Any pictures in the records below should be skipped; write out everything else exactly.

——————————

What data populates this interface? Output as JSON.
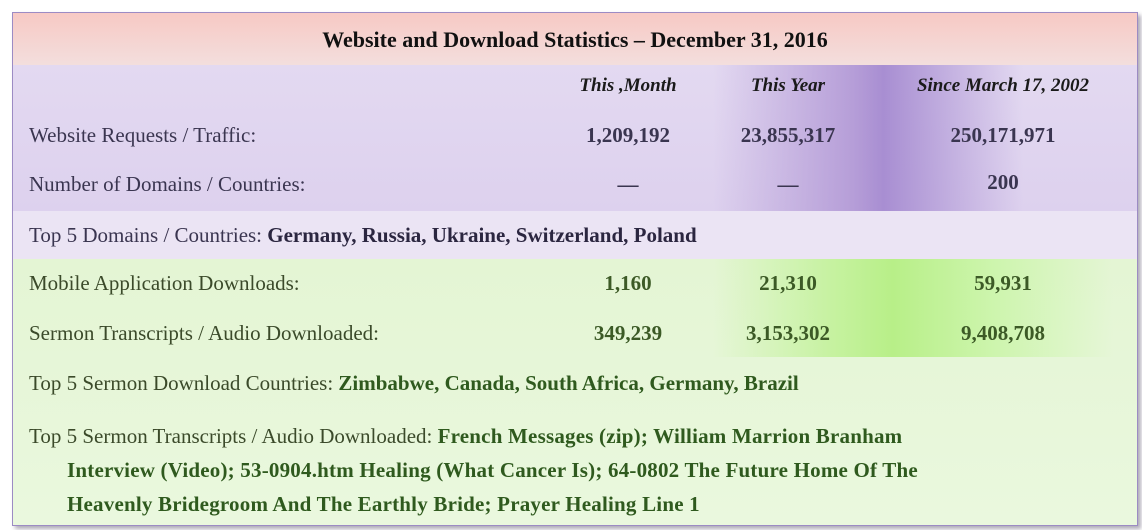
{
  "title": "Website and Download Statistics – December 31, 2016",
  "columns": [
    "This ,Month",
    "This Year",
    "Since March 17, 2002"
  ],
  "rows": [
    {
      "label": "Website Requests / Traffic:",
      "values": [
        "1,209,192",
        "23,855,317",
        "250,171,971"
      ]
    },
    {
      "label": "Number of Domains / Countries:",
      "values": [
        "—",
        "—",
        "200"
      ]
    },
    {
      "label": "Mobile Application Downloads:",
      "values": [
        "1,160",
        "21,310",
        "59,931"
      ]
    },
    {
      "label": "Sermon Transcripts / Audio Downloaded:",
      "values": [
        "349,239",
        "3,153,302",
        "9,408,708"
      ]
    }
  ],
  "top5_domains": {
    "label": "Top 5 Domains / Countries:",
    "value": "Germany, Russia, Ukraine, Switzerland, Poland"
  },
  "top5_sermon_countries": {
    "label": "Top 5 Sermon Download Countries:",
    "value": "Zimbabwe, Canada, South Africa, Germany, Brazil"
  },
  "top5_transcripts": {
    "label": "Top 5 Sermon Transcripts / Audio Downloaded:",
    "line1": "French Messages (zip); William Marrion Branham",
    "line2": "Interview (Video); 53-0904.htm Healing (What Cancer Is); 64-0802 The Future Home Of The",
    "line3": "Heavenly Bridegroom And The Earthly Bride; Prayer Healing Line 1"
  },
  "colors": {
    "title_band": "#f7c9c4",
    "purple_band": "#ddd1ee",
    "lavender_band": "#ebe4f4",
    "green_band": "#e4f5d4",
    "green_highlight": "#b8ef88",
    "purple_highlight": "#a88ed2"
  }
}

——————————

* _EXERCISE RESULT_
What data populates this interface? Output as JSON.
{
  "title": "Website and Download Statistics – December 31, 2016",
  "columns": [
    "This ,Month",
    "This Year",
    "Since March 17, 2002"
  ],
  "rows": [
    {
      "label": "Website Requests / Traffic:",
      "values": [
        "1,209,192",
        "23,855,317",
        "250,171,971"
      ]
    },
    {
      "label": "Number of Domains / Countries:",
      "values": [
        "—",
        "—",
        "200"
      ]
    },
    {
      "label": "Mobile Application Downloads:",
      "values": [
        "1,160",
        "21,310",
        "59,931"
      ]
    },
    {
      "label": "Sermon Transcripts / Audio Downloaded:",
      "values": [
        "349,239",
        "3,153,302",
        "9,408,708"
      ]
    }
  ],
  "top5_domains": {
    "label": "Top 5 Domains / Countries:",
    "value": "Germany, Russia, Ukraine, Switzerland, Poland"
  },
  "top5_sermon_countries": {
    "label": "Top 5 Sermon Download Countries:",
    "value": "Zimbabwe, Canada, South Africa, Germany, Brazil"
  },
  "top5_transcripts": {
    "label": "Top 5 Sermon Transcripts / Audio Downloaded:",
    "line1": "French Messages (zip); William Marrion Branham",
    "line2": "Interview (Video); 53-0904.htm Healing (What Cancer Is); 64-0802 The Future Home Of The",
    "line3": "Heavenly Bridegroom And The Earthly Bride; Prayer Healing Line 1"
  },
  "colors": {
    "title_band": "#f7c9c4",
    "purple_band": "#ddd1ee",
    "lavender_band": "#ebe4f4",
    "green_band": "#e4f5d4",
    "green_highlight": "#b8ef88",
    "purple_highlight": "#a88ed2"
  }
}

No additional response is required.